— START OF GIVEN RECORDS —

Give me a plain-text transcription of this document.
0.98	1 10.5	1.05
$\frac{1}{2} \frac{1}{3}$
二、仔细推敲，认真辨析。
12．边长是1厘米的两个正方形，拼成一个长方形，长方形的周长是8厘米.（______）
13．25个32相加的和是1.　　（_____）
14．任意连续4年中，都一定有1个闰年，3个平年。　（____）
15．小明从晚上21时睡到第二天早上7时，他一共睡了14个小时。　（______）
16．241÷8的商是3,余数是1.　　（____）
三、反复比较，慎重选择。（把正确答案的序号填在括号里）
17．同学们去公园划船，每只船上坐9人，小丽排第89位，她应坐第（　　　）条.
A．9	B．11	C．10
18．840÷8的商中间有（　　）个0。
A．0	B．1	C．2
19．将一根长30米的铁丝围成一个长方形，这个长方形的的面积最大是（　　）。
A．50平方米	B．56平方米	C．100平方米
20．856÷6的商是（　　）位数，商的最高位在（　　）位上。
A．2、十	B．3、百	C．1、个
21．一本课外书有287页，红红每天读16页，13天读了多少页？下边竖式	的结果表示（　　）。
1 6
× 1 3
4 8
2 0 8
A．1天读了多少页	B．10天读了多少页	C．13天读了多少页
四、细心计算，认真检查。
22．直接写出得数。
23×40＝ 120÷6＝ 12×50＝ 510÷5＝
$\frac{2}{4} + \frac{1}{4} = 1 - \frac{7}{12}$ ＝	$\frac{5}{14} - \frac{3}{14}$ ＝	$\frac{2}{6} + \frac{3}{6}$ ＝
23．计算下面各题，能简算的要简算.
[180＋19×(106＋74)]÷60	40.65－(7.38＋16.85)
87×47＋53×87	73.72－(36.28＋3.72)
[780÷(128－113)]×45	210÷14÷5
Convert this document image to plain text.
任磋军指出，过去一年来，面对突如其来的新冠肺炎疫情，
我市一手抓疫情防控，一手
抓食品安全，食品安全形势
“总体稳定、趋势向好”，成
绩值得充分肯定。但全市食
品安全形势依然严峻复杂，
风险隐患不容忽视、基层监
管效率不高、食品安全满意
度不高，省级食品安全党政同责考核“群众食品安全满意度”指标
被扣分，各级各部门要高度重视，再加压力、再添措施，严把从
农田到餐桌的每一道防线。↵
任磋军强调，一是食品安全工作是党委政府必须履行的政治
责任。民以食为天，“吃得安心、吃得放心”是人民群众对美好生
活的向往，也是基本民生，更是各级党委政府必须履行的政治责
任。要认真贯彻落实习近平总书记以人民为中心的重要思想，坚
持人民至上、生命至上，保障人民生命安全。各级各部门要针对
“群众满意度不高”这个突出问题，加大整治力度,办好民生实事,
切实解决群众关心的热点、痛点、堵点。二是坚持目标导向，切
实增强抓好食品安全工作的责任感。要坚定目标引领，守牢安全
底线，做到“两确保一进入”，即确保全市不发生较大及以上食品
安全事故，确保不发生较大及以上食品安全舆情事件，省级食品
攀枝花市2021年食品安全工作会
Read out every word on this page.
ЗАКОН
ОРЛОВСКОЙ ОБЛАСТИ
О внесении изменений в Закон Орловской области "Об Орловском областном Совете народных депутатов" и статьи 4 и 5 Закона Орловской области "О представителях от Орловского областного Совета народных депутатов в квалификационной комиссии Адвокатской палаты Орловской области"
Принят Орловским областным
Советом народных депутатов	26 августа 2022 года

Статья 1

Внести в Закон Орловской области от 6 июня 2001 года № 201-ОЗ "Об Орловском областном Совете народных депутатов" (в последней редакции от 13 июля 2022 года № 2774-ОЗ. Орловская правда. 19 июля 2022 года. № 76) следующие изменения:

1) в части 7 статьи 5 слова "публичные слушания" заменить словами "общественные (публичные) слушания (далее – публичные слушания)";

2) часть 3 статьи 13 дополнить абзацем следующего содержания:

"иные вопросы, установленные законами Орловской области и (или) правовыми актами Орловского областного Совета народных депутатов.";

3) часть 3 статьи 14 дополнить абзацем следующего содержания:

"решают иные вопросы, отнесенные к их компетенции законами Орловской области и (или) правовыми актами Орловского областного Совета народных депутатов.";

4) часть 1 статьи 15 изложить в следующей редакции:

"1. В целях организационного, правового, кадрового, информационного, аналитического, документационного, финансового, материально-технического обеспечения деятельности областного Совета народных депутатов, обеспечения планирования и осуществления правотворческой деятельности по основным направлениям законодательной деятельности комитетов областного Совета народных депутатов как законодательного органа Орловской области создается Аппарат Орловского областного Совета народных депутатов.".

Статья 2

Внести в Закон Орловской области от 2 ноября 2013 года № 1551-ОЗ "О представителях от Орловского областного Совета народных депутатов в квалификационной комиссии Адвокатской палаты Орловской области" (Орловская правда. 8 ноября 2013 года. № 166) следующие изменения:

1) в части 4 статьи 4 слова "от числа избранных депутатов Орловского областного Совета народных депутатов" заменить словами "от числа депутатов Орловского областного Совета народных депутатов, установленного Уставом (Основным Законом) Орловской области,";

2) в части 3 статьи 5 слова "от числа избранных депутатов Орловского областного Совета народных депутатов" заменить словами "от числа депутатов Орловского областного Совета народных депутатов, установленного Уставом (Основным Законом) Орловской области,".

— END OF GIVEN RECORDS —

Write out every entry again, keeping each line exactly the same.

## SOLUTION TO THIS TASK
Give me a plain-text transcription of this document.
0.98	1 10.5	1.05
$\frac{1}{2} \frac{1}{3}$
二、仔细推敲，认真辨析。
12．边长是1厘米的两个正方形，拼成一个长方形，长方形的周长是8厘米.（______）
13．25个32相加的和是1.　　（_____）
14．任意连续4年中，都一定有1个闰年，3个平年。　（____）
15．小明从晚上21时睡到第二天早上7时，他一共睡了14个小时。　（______）
16．241÷8的商是3,余数是1.　　（____）
三、反复比较，慎重选择。（把正确答案的序号填在括号里）
17．同学们去公园划船，每只船上坐9人，小丽排第89位，她应坐第（　　　）条.
A．9	B．11	C．10
18．840÷8的商中间有（　　）个0。
A．0	B．1	C．2
19．将一根长30米的铁丝围成一个长方形，这个长方形的的面积最大是（　　）。
A．50平方米	B．56平方米	C．100平方米
20．856÷6的商是（　　）位数，商的最高位在（　　）位上。
A．2、十	B．3、百	C．1、个
21．一本课外书有287页，红红每天读16页，13天读了多少页？下边竖式	的结果表示（　　）。
1 6
× 1 3
4 8
2 0 8
A．1天读了多少页	B．10天读了多少页	C．13天读了多少页
四、细心计算，认真检查。
22．直接写出得数。
23×40＝ 120÷6＝ 12×50＝ 510÷5＝
$\frac{2}{4} + \frac{1}{4} = 1 - \frac{7}{12}$ ＝	$\frac{5}{14} - \frac{3}{14}$ ＝	$\frac{2}{6} + \frac{3}{6}$ ＝
23．计算下面各题，能简算的要简算.
[180＋19×(106＋74)]÷60	40.65－(7.38＋16.85)
87×47＋53×87	73.72－(36.28＋3.72)
[780÷(128－113)]×45	210÷14÷5
Convert this document image to plain text.
任磋军指出，过去一年来，面对突如其来的新冠肺炎疫情，
我市一手抓疫情防控，一手
抓食品安全，食品安全形势
“总体稳定、趋势向好”，成
绩值得充分肯定。但全市食
品安全形势依然严峻复杂，
风险隐患不容忽视、基层监
管效率不高、食品安全满意
度不高，省级食品安全党政同责考核“群众食品安全满意度”指标
被扣分，各级各部门要高度重视，再加压力、再添措施，严把从
农田到餐桌的每一道防线。↵
任磋军强调，一是食品安全工作是党委政府必须履行的政治
责任。民以食为天，“吃得安心、吃得放心”是人民群众对美好生
活的向往，也是基本民生，更是各级党委政府必须履行的政治责
任。要认真贯彻落实习近平总书记以人民为中心的重要思想，坚
持人民至上、生命至上，保障人民生命安全。各级各部门要针对
“群众满意度不高”这个突出问题，加大整治力度,办好民生实事,
切实解决群众关心的热点、痛点、堵点。二是坚持目标导向，切
实增强抓好食品安全工作的责任感。要坚定目标引领，守牢安全
底线，做到“两确保一进入”，即确保全市不发生较大及以上食品
安全事故，确保不发生较大及以上食品安全舆情事件，省级食品
攀枝花市2021年食品安全工作会
Read out every word on this page.
ЗАКОН
ОРЛОВСКОЙ ОБЛАСТИ
О внесении изменений в Закон Орловской области "Об Орловском областном Совете народных депутатов" и статьи 4 и 5 Закона Орловской области "О представителях от Орловского областного Совета народных депутатов в квалификационной комиссии Адвокатской палаты Орловской области"
Принят Орловским областным
Советом народных депутатов	26 августа 2022 года

Статья 1

Внести в Закон Орловской области от 6 июня 2001 года № 201-ОЗ "Об Орловском областном Совете народных депутатов" (в последней редакции от 13 июля 2022 года № 2774-ОЗ. Орловская правда. 19 июля 2022 года. № 76) следующие изменения:

1) в части 7 статьи 5 слова "публичные слушания" заменить словами "общественные (публичные) слушания (далее – публичные слушания)";

2) часть 3 статьи 13 дополнить абзацем следующего содержания:

"иные вопросы, установленные законами Орловской области и (или) правовыми актами Орловского областного Совета народных депутатов.";

3) часть 3 статьи 14 дополнить абзацем следующего содержания:

"решают иные вопросы, отнесенные к их компетенции законами Орловской области и (или) правовыми актами Орловского областного Совета народных депутатов.";

4) часть 1 статьи 15 изложить в следующей редакции:

"1. В целях организационного, правового, кадрового, информационного, аналитического, документационного, финансового, материально-технического обеспечения деятельности областного Совета народных депутатов, обеспечения планирования и осуществления правотворческой деятельности по основным направлениям законодательной деятельности комитетов областного Совета народных депутатов как законодательного органа Орловской области создается Аппарат Орловского областного Совета народных депутатов.".

Статья 2

Внести в Закон Орловской области от 2 ноября 2013 года № 1551-ОЗ "О представителях от Орловского областного Совета народных депутатов в квалификационной комиссии Адвокатской палаты Орловской области" (Орловская правда. 8 ноября 2013 года. № 166) следующие изменения:

1) в части 4 статьи 4 слова "от числа избранных депутатов Орловского областного Совета народных депутатов" заменить словами "от числа депутатов Орловского областного Совета народных депутатов, установленного Уставом (Основным Законом) Орловской области,";

2) в части 3 статьи 5 слова "от числа избранных депутатов Орловского областного Совета народных депутатов" заменить словами "от числа депутатов Орловского областного Совета народных депутатов, установленного Уставом (Основным Законом) Орловской области,".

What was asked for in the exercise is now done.